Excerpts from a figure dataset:
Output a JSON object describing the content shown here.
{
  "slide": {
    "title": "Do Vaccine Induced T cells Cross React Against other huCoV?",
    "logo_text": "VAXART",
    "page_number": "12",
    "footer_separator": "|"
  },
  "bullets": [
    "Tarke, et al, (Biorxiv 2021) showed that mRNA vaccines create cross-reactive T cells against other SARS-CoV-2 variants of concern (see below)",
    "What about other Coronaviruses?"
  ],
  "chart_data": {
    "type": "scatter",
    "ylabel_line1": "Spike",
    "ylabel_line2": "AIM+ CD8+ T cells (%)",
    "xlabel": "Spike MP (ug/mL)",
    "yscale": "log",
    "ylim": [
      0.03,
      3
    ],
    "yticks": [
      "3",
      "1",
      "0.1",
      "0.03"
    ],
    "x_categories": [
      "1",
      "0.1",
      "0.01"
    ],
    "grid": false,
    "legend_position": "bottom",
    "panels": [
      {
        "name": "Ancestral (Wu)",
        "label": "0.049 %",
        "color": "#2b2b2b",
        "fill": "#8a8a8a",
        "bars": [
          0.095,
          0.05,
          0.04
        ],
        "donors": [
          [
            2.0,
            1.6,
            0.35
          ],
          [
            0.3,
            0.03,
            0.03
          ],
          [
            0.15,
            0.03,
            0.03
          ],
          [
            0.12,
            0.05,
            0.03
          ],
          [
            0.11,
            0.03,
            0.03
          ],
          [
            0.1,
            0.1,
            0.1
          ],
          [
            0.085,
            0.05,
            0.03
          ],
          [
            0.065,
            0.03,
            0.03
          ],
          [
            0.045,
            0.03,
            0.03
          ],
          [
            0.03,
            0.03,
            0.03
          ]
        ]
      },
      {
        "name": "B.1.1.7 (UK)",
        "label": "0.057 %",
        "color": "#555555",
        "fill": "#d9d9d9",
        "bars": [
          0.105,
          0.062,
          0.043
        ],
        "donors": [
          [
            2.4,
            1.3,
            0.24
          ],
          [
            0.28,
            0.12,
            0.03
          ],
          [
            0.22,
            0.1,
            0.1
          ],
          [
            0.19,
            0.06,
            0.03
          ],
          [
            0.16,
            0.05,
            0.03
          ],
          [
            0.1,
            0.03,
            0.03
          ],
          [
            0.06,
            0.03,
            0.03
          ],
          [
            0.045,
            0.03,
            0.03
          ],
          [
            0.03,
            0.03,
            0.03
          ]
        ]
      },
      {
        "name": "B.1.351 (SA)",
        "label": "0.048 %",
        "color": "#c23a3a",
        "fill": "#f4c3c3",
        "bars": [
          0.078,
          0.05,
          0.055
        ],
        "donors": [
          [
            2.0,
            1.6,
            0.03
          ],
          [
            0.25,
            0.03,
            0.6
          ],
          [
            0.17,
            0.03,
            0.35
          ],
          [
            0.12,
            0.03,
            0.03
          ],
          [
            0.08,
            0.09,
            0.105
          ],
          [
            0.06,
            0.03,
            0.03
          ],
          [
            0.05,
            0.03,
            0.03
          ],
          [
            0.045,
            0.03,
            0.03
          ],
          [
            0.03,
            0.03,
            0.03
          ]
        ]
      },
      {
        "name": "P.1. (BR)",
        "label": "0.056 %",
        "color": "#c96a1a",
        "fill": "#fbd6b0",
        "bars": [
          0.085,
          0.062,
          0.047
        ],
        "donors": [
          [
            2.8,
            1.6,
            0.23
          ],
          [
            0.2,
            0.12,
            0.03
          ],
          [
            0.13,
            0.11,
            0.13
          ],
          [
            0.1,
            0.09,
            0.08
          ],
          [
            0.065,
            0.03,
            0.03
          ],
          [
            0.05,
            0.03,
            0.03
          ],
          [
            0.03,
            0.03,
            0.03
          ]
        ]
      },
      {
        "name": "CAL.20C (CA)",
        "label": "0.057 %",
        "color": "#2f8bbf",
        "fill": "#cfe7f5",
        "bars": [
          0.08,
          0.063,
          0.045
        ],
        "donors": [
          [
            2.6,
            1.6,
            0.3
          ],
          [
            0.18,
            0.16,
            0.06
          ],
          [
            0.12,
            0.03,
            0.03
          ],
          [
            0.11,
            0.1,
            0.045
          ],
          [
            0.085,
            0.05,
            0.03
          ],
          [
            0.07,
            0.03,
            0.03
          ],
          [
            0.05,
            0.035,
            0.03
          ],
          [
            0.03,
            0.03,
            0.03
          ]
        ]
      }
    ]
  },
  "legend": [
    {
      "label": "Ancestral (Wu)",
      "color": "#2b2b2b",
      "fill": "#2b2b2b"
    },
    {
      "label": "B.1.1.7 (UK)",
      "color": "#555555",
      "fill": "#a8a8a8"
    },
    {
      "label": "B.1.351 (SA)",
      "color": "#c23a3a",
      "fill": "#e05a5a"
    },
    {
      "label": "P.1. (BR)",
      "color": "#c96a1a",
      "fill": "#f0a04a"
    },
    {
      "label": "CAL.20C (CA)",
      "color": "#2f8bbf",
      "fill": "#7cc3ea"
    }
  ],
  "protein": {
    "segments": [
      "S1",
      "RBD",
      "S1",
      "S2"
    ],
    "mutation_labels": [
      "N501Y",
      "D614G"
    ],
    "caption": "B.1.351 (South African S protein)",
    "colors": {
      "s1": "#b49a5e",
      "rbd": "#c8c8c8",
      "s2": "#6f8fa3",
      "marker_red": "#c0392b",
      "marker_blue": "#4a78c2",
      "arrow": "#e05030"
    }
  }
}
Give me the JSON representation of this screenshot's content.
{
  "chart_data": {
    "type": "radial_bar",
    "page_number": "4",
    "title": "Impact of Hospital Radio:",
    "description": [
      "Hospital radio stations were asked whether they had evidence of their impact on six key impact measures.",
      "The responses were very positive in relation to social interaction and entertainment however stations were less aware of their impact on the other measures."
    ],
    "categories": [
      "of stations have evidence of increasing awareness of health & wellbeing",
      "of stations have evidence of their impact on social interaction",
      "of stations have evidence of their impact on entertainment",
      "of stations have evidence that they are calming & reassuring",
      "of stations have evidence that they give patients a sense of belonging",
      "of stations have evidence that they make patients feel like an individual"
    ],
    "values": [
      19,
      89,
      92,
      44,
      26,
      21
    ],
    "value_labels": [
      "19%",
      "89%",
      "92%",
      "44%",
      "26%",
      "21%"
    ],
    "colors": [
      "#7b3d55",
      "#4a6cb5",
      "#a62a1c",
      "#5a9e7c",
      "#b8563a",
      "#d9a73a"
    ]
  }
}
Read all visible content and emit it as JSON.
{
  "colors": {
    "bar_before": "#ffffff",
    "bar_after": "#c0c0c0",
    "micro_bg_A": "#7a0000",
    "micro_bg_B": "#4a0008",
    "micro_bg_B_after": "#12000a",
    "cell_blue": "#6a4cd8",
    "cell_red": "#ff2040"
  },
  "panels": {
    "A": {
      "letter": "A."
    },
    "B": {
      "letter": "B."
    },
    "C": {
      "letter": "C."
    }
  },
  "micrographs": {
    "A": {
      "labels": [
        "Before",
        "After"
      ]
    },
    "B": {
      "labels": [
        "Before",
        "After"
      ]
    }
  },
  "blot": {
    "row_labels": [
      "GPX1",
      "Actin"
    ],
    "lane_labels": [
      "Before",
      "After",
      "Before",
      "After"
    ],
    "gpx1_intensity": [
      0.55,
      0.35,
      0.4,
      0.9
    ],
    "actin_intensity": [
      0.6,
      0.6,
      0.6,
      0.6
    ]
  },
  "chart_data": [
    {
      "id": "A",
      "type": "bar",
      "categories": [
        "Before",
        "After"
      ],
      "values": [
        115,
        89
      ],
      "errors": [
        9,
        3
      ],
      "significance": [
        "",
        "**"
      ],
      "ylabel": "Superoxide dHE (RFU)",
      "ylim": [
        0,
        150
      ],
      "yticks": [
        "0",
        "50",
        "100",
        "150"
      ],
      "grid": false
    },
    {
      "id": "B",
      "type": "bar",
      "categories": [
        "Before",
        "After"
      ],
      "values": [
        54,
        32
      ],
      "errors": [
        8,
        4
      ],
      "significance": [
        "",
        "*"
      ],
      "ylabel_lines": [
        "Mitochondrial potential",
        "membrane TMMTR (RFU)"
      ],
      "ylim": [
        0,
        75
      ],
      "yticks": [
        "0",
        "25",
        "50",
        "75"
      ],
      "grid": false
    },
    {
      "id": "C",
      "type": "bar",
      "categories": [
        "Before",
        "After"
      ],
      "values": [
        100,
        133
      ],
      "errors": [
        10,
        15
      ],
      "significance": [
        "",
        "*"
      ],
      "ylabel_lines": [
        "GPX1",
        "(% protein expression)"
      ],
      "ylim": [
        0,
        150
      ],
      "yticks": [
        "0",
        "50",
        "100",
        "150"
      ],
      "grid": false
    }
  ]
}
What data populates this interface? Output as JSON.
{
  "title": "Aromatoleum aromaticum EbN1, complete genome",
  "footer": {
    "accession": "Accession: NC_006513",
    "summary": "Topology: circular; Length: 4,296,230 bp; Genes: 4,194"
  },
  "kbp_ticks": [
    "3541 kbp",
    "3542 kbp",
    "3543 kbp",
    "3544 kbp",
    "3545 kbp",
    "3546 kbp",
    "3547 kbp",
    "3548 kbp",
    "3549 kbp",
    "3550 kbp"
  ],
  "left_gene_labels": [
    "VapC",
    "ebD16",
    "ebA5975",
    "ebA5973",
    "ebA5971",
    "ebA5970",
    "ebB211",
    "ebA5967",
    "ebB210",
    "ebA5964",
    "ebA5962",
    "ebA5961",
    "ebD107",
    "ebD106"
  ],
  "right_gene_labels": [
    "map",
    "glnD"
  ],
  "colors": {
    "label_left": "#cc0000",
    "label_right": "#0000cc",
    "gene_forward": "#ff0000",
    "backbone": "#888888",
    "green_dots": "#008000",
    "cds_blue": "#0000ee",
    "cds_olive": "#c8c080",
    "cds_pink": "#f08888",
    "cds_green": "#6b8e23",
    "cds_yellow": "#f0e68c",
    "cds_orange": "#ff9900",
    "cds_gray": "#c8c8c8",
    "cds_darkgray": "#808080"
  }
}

EXERCISE BRIEF: When the word "Hospital" appears in a line of the data, that line is counted; report the number only.

WRITTEN ANSWER: 2